:: Input rows ::

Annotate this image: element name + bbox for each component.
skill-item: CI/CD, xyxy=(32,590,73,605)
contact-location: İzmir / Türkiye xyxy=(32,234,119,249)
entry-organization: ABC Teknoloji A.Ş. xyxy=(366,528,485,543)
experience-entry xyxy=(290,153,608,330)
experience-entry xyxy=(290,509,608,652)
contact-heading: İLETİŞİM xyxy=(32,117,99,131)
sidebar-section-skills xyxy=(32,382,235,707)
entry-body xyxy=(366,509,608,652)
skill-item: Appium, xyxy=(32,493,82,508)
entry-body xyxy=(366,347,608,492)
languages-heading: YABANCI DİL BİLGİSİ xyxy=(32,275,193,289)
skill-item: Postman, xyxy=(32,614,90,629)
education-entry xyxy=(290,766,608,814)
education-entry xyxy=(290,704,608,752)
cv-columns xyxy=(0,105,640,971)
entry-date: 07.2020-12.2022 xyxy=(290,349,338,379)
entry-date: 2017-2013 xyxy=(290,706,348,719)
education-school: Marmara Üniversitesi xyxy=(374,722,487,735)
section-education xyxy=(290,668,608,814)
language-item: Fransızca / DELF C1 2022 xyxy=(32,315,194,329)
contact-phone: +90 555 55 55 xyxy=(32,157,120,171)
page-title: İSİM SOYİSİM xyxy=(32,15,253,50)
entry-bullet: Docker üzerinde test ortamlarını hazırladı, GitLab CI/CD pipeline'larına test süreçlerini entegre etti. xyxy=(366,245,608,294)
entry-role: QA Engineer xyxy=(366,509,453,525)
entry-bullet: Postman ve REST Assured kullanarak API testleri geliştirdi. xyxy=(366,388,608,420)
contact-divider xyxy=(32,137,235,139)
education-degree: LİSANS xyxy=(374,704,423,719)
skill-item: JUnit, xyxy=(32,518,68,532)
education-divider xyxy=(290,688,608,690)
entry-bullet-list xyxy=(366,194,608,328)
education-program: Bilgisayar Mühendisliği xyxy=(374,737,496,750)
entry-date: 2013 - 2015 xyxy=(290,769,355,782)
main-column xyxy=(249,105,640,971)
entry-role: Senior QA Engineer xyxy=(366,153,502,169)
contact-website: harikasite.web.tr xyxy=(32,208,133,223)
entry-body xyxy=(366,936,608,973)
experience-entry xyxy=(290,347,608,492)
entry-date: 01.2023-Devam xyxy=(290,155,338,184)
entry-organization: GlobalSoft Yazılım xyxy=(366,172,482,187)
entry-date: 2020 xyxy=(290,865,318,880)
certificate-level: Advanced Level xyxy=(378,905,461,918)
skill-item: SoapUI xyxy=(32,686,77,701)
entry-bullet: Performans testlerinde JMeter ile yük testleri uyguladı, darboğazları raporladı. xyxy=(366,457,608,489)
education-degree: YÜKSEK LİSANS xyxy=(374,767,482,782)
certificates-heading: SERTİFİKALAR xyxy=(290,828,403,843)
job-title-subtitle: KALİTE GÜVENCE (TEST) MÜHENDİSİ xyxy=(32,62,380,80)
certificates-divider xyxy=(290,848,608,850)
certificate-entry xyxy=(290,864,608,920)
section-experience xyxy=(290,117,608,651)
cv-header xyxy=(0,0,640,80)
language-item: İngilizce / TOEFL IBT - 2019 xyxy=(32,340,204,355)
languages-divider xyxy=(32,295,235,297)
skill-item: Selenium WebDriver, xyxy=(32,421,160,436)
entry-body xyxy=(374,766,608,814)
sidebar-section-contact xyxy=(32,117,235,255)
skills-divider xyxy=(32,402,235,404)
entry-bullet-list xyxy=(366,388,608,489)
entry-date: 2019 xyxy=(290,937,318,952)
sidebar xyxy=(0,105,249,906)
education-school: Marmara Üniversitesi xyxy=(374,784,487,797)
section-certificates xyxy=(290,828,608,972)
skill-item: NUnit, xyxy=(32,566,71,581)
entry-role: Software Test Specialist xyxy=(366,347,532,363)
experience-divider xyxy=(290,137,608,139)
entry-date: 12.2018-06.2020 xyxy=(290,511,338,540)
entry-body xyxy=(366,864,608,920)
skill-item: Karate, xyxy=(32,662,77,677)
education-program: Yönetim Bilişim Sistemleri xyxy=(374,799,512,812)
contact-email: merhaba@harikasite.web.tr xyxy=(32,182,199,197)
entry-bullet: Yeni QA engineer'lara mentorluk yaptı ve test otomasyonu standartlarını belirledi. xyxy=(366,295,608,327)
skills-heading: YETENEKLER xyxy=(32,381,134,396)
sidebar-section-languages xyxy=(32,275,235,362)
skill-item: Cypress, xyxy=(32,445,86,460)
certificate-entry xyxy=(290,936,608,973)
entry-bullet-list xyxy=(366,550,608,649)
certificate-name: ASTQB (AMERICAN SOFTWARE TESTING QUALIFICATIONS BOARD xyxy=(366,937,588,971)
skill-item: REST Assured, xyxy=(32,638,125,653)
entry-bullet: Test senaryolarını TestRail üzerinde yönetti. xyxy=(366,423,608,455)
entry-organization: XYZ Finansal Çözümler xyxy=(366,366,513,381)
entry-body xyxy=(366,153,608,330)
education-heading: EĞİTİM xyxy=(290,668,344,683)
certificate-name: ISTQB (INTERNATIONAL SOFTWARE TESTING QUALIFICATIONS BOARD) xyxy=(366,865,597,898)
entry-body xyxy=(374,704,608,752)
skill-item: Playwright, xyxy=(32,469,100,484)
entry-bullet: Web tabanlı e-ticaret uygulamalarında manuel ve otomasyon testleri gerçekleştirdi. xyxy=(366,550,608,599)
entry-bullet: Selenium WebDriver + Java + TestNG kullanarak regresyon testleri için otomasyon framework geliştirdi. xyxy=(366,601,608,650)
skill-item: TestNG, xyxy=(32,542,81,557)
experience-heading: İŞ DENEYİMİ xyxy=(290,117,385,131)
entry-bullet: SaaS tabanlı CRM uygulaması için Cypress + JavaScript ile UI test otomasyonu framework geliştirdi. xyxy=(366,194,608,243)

--

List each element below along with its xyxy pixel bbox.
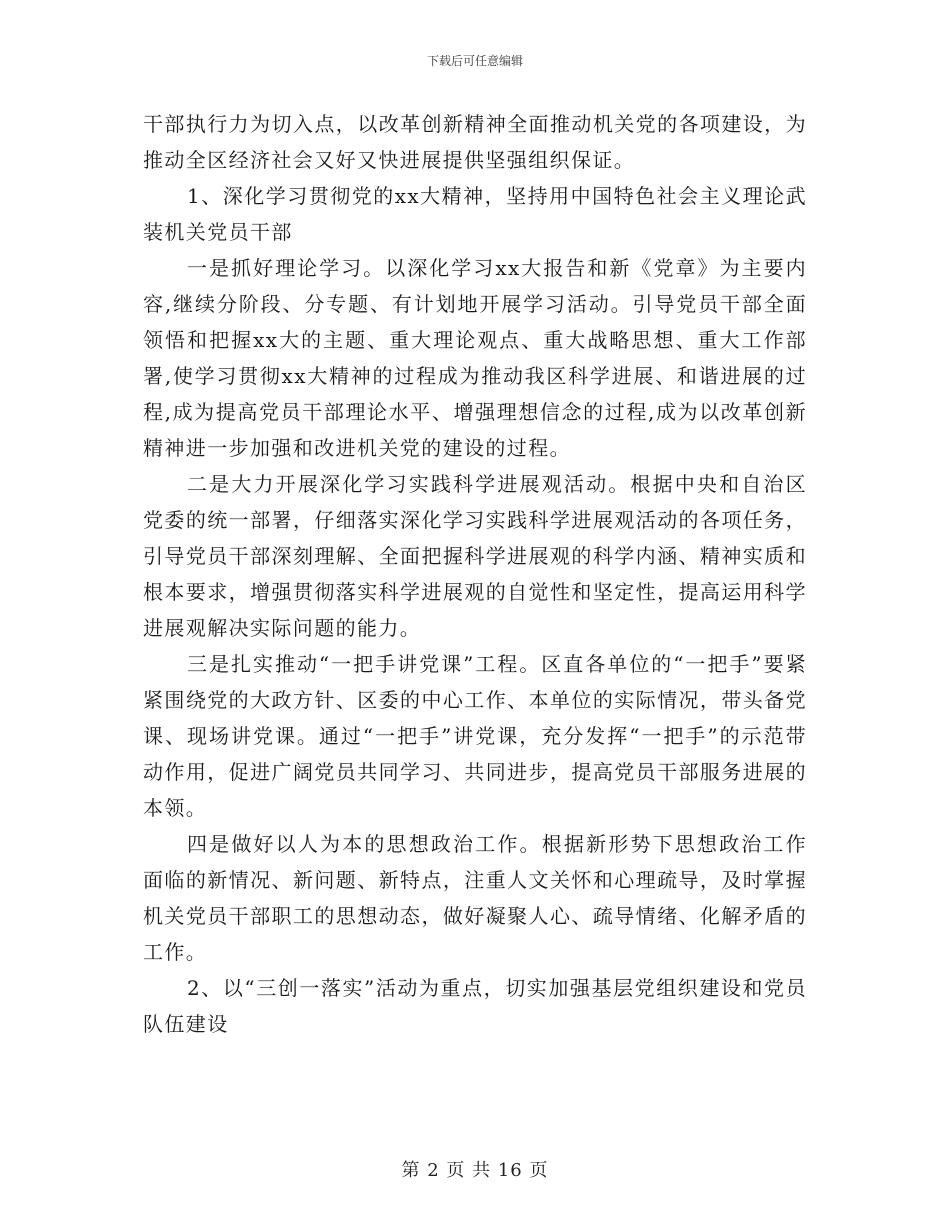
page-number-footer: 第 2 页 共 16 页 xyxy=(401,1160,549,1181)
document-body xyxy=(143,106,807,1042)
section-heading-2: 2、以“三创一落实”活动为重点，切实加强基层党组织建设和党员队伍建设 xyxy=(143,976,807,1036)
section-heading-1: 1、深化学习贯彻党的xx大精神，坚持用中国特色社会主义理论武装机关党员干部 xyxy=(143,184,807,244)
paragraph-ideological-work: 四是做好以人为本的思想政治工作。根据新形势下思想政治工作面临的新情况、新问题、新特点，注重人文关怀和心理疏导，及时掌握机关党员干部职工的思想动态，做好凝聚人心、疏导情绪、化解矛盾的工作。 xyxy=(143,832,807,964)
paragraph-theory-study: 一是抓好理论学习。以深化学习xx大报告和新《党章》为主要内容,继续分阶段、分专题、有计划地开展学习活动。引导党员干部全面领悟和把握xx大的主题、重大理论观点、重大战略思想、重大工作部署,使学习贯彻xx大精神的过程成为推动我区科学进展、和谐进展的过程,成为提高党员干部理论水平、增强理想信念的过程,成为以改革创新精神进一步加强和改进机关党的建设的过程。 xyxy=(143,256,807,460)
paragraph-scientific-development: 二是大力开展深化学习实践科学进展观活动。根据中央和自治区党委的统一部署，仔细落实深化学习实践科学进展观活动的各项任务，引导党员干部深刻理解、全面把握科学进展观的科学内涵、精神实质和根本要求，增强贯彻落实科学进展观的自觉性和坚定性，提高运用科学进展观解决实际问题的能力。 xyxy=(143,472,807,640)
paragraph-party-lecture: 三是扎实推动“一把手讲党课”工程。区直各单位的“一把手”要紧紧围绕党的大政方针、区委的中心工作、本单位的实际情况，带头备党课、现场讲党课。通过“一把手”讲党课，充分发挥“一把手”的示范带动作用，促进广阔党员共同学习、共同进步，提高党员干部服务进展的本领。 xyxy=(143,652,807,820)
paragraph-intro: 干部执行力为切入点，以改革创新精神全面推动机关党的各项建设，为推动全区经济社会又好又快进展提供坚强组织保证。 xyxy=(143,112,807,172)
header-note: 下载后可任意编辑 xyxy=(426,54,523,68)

:: Brief ::
Copy the entries above verbatim, starting at the line containing "Annotate this image: element" and ending at the line containing "skill-item: Appium, xyxy=(32,493,82,508)", both lines included.

:: Expected answer ::
Annotate this image: element name + bbox for each component.
skill-item: CI/CD, xyxy=(32,590,73,605)
contact-location: İzmir / Türkiye xyxy=(32,234,119,249)
entry-organization: ABC Teknoloji A.Ş. xyxy=(366,528,485,543)
experience-entry xyxy=(290,153,608,330)
experience-entry xyxy=(290,509,608,652)
contact-heading: İLETİŞİM xyxy=(32,117,99,131)
sidebar-section-skills xyxy=(32,382,235,707)
entry-body xyxy=(366,509,608,652)
skill-item: Appium, xyxy=(32,493,82,508)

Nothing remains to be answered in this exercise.